WHAT TO PRODUCE: Give every entry again, word for word.

━━ EXTRACTED DATA

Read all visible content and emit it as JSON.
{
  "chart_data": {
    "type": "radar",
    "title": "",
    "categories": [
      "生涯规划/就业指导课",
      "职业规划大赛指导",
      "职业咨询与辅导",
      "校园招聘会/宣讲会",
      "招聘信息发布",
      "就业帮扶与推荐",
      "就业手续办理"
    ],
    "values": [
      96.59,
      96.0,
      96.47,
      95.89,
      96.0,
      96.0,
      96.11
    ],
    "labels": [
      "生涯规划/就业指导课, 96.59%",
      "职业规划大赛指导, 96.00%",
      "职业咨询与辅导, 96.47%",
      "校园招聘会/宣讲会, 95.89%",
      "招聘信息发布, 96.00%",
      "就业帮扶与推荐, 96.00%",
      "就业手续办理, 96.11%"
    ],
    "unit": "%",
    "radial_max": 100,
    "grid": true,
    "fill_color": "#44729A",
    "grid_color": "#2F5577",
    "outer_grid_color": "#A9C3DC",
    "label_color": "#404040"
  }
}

━━━━

WRITTEN ANSWER:
Read all visible content and emit it as JSON.
{
  "chart_data": {
    "type": "radar",
    "title": "",
    "categories": [
      "生涯规划/就业指导课",
      "职业规划大赛指导",
      "职业咨询与辅导",
      "校园招聘会/宣讲会",
      "招聘信息发布",
      "就业帮扶与推荐",
      "就业手续办理"
    ],
    "values": [
      96.59,
      96.0,
      96.47,
      95.89,
      96.0,
      96.0,
      96.11
    ],
    "labels": [
      "生涯规划/就业指导课, 96.59%",
      "职业规划大赛指导, 96.00%",
      "职业咨询与辅导, 96.47%",
      "校园招聘会/宣讲会, 95.89%",
      "招聘信息发布, 96.00%",
      "就业帮扶与推荐, 96.00%",
      "就业手续办理, 96.11%"
    ],
    "unit": "%",
    "radial_max": 100,
    "grid": true,
    "fill_color": "#44729A",
    "grid_color": "#2F5577",
    "outer_grid_color": "#A9C3DC",
    "label_color": "#404040"
  }
}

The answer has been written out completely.